(Box annotation data)
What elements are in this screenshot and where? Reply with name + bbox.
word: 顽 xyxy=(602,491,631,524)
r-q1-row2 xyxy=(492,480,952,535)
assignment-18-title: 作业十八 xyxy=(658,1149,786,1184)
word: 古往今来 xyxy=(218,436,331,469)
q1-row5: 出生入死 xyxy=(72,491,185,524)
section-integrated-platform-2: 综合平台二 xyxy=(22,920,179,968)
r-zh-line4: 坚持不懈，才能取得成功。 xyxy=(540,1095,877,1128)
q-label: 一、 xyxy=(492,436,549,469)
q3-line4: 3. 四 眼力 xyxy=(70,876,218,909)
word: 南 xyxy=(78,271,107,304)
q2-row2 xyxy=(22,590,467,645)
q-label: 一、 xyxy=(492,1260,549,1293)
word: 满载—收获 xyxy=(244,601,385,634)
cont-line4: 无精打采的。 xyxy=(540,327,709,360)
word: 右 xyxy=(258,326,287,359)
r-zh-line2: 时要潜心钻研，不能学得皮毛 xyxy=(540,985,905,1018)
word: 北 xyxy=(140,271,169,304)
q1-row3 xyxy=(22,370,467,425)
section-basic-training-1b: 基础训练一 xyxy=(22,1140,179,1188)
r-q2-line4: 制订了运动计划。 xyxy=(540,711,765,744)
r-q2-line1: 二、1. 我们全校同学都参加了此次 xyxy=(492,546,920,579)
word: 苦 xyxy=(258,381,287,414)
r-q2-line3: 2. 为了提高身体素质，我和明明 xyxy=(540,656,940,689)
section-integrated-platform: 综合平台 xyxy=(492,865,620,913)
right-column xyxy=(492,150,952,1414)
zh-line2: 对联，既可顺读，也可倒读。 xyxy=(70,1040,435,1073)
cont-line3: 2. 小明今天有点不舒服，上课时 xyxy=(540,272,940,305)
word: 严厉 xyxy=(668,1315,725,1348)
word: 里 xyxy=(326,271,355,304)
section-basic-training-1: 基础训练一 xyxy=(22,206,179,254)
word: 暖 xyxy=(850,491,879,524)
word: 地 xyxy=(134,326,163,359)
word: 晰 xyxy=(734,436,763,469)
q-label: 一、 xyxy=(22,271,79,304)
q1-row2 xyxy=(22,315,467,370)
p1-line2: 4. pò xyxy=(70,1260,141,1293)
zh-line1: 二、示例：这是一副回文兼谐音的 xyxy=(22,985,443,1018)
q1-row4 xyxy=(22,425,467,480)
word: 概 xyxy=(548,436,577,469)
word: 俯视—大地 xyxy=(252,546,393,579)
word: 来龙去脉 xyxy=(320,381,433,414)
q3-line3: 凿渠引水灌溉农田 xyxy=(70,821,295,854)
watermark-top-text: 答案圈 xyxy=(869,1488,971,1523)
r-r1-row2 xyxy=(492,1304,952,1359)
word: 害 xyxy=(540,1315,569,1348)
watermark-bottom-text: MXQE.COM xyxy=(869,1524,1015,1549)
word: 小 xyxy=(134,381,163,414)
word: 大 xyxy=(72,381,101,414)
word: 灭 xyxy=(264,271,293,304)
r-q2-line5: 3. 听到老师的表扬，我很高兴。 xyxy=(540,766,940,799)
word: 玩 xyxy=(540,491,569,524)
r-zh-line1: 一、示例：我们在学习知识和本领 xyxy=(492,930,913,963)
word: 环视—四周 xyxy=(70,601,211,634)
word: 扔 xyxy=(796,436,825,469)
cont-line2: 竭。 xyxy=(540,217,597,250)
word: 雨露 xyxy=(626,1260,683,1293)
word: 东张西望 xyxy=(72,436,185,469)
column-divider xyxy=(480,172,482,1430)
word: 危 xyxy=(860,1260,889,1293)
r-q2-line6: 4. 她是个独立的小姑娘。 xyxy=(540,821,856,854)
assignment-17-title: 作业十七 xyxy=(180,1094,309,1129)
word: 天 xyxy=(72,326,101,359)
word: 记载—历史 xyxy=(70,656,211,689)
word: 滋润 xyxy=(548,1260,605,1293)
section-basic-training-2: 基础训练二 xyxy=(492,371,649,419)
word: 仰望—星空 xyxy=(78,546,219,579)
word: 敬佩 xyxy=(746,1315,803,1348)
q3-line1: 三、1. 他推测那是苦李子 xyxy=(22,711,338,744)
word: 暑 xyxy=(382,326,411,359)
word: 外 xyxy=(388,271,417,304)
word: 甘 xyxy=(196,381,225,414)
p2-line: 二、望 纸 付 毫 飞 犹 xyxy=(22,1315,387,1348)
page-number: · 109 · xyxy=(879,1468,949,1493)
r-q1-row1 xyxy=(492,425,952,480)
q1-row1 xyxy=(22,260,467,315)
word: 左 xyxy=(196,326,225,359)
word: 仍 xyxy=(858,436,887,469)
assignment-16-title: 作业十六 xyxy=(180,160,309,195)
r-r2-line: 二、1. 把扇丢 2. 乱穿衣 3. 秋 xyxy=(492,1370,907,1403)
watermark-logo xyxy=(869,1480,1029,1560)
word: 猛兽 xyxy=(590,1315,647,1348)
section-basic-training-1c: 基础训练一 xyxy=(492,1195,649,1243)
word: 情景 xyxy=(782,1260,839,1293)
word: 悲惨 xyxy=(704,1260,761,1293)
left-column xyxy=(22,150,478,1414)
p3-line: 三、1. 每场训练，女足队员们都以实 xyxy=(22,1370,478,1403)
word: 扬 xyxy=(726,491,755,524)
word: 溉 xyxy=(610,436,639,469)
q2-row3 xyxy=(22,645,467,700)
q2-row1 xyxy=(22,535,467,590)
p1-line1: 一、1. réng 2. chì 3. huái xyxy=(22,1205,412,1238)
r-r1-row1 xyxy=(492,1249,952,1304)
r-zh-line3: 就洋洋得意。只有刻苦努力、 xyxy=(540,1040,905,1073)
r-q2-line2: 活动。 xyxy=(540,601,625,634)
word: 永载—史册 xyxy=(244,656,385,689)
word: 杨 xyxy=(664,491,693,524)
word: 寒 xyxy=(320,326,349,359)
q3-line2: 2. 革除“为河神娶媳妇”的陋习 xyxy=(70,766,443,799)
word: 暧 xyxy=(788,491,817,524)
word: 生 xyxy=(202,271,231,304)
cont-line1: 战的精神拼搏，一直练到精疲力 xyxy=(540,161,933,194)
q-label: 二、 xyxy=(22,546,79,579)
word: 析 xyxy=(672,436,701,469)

# TASK GOAL
Copy out the entries word for word, everything from the first line down to and including the line that contains "word: 扔 xyxy=(796,436,825,469)".

# WRITTEN SOLUTION
What elements are in this screenshot and where? Reply with name + bbox.
word: 顽 xyxy=(602,491,631,524)
r-q1-row2 xyxy=(492,480,952,535)
assignment-18-title: 作业十八 xyxy=(658,1149,786,1184)
word: 古往今来 xyxy=(218,436,331,469)
q1-row5: 出生入死 xyxy=(72,491,185,524)
section-integrated-platform-2: 综合平台二 xyxy=(22,920,179,968)
r-zh-line4: 坚持不懈，才能取得成功。 xyxy=(540,1095,877,1128)
q-label: 一、 xyxy=(492,436,549,469)
q3-line4: 3. 四 眼力 xyxy=(70,876,218,909)
word: 南 xyxy=(78,271,107,304)
q2-row2 xyxy=(22,590,467,645)
q-label: 一、 xyxy=(492,1260,549,1293)
word: 满载—收获 xyxy=(244,601,385,634)
cont-line4: 无精打采的。 xyxy=(540,327,709,360)
word: 右 xyxy=(258,326,287,359)
r-zh-line2: 时要潜心钻研，不能学得皮毛 xyxy=(540,985,905,1018)
word: 北 xyxy=(140,271,169,304)
q1-row3 xyxy=(22,370,467,425)
section-basic-training-1b: 基础训练一 xyxy=(22,1140,179,1188)
r-q2-line4: 制订了运动计划。 xyxy=(540,711,765,744)
r-q2-line1: 二、1. 我们全校同学都参加了此次 xyxy=(492,546,920,579)
word: 苦 xyxy=(258,381,287,414)
r-q2-line3: 2. 为了提高身体素质，我和明明 xyxy=(540,656,940,689)
section-integrated-platform: 综合平台 xyxy=(492,865,620,913)
right-column xyxy=(492,150,952,1414)
zh-line2: 对联，既可顺读，也可倒读。 xyxy=(70,1040,435,1073)
cont-line3: 2. 小明今天有点不舒服，上课时 xyxy=(540,272,940,305)
word: 严厉 xyxy=(668,1315,725,1348)
word: 里 xyxy=(326,271,355,304)
section-basic-training-1: 基础训练一 xyxy=(22,206,179,254)
word: 暖 xyxy=(850,491,879,524)
word: 地 xyxy=(134,326,163,359)
word: 晰 xyxy=(734,436,763,469)
q-label: 一、 xyxy=(22,271,79,304)
q1-row2 xyxy=(22,315,467,370)
p1-line2: 4. pò xyxy=(70,1260,141,1293)
zh-line1: 二、示例：这是一副回文兼谐音的 xyxy=(22,985,443,1018)
q1-row4 xyxy=(22,425,467,480)
word: 概 xyxy=(548,436,577,469)
word: 俯视—大地 xyxy=(252,546,393,579)
word: 来龙去脉 xyxy=(320,381,433,414)
q3-line3: 凿渠引水灌溉农田 xyxy=(70,821,295,854)
watermark-top-text: 答案圈 xyxy=(869,1488,971,1523)
r-r1-row2 xyxy=(492,1304,952,1359)
word: 害 xyxy=(540,1315,569,1348)
watermark-bottom-text: MXQE.COM xyxy=(869,1524,1015,1549)
word: 小 xyxy=(134,381,163,414)
word: 大 xyxy=(72,381,101,414)
word: 灭 xyxy=(264,271,293,304)
r-q2-line5: 3. 听到老师的表扬，我很高兴。 xyxy=(540,766,940,799)
word: 玩 xyxy=(540,491,569,524)
r-zh-line1: 一、示例：我们在学习知识和本领 xyxy=(492,930,913,963)
word: 环视—四周 xyxy=(70,601,211,634)
word: 扔 xyxy=(796,436,825,469)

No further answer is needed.